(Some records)
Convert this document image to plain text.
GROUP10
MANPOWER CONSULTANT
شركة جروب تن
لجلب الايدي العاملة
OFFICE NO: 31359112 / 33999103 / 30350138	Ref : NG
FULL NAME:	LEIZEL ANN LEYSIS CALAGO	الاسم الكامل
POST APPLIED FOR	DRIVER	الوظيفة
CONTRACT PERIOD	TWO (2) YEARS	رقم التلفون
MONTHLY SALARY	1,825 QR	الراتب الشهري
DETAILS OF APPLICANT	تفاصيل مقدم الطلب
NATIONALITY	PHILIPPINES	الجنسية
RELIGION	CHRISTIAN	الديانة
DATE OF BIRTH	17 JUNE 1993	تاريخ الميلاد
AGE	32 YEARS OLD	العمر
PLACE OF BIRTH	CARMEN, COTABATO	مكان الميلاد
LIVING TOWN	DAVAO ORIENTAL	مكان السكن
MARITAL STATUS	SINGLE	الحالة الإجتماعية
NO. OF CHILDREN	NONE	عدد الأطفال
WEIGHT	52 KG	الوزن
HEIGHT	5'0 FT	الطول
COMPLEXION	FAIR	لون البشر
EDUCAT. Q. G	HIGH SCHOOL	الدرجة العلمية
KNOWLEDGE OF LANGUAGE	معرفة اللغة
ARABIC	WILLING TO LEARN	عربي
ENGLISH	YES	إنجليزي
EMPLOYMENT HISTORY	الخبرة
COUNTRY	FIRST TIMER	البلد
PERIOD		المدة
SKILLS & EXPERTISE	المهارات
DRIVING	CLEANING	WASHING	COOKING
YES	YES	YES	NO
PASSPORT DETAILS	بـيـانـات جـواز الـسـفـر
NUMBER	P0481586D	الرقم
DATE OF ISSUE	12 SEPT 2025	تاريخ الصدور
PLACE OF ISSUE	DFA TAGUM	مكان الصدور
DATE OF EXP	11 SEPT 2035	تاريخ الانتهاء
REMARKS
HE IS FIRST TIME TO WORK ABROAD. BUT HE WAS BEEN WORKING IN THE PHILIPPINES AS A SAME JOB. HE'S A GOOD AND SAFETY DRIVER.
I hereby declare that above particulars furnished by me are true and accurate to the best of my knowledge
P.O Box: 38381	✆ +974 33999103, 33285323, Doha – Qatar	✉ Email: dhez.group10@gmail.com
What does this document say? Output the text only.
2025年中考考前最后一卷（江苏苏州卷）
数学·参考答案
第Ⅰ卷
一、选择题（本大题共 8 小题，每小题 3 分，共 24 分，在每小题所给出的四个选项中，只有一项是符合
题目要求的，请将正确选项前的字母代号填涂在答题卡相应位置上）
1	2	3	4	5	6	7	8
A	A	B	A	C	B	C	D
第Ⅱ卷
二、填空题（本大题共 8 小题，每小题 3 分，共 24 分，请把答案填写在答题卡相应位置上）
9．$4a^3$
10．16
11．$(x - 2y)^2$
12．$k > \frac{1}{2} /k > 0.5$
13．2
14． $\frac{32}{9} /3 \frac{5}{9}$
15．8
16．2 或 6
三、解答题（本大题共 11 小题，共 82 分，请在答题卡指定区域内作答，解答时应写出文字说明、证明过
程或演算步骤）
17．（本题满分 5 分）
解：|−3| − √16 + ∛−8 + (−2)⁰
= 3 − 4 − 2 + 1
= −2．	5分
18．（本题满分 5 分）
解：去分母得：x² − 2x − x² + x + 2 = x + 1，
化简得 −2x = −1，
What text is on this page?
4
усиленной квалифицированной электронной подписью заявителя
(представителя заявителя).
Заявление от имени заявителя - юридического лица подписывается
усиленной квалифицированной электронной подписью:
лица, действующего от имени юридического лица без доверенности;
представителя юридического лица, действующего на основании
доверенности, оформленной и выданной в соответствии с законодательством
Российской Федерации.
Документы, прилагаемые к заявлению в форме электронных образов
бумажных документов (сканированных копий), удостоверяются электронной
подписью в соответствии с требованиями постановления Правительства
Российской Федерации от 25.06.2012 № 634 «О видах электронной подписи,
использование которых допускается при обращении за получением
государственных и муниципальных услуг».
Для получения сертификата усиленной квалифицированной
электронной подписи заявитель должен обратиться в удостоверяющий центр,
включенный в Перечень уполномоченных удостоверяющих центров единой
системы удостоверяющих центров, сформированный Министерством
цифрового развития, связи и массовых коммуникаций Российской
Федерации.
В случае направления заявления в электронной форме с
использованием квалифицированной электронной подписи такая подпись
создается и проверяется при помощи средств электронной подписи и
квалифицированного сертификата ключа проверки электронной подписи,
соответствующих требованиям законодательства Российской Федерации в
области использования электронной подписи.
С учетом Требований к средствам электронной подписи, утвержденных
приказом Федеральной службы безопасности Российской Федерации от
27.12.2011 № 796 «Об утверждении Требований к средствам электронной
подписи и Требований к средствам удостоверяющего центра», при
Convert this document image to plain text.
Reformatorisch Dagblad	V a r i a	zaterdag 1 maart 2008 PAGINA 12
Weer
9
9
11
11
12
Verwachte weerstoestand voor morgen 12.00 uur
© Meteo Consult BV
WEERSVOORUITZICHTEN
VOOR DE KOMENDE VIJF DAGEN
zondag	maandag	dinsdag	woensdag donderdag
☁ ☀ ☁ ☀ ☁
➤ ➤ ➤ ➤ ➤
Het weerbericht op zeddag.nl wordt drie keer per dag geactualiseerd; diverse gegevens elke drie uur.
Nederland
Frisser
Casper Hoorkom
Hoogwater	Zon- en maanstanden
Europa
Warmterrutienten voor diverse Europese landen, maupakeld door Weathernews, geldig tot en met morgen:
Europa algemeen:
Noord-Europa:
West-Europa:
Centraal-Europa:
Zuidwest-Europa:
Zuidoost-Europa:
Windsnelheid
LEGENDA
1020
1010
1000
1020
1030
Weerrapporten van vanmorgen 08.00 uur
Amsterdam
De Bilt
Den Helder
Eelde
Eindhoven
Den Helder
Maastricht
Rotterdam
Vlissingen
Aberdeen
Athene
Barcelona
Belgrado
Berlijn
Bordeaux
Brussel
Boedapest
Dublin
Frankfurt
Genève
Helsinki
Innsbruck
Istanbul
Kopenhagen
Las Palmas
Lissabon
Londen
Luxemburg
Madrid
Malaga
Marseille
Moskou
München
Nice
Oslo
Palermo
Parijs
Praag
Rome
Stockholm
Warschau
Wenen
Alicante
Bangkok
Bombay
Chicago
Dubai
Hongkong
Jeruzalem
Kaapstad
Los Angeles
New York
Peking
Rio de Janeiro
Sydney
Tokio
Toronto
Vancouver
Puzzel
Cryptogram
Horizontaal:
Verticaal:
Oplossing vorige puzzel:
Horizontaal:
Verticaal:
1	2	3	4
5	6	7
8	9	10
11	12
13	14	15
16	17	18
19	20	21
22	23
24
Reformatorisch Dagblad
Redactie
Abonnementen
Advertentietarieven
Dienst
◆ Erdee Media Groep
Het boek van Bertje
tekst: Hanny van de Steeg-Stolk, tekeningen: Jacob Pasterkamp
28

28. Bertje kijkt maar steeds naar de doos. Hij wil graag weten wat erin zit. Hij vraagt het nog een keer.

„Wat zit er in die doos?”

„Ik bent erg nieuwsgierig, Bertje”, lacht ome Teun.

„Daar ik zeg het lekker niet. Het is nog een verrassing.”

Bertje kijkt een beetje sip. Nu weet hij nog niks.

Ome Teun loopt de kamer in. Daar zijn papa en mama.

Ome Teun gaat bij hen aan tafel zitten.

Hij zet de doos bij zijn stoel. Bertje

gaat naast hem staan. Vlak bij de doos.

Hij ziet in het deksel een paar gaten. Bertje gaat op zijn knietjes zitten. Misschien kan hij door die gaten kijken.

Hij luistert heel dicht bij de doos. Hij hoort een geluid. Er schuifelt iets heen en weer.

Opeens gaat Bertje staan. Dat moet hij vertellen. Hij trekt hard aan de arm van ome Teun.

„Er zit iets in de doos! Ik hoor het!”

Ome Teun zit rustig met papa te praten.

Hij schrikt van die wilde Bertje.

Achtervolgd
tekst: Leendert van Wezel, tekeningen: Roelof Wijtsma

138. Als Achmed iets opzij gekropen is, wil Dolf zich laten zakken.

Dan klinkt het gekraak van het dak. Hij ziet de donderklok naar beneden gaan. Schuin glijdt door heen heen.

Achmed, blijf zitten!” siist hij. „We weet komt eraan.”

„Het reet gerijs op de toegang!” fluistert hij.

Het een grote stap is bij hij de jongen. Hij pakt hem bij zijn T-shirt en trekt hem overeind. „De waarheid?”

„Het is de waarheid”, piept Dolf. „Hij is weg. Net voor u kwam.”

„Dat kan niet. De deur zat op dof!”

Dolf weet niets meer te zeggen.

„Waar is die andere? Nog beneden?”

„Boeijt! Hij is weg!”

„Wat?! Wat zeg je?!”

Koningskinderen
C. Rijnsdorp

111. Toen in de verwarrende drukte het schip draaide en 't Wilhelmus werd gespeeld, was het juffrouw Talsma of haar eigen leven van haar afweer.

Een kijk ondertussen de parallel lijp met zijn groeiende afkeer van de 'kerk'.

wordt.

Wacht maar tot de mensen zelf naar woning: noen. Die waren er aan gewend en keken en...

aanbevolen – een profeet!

◆ **SHORT PROBLEM**:
List every line above containing the word "подписью".

◆ **ANSWER**:
усиленной квалифицированной электронной подписью заявителя
усиленной квалифицированной электронной подписью:
подписью в соответствии с требованиями постановления Правительства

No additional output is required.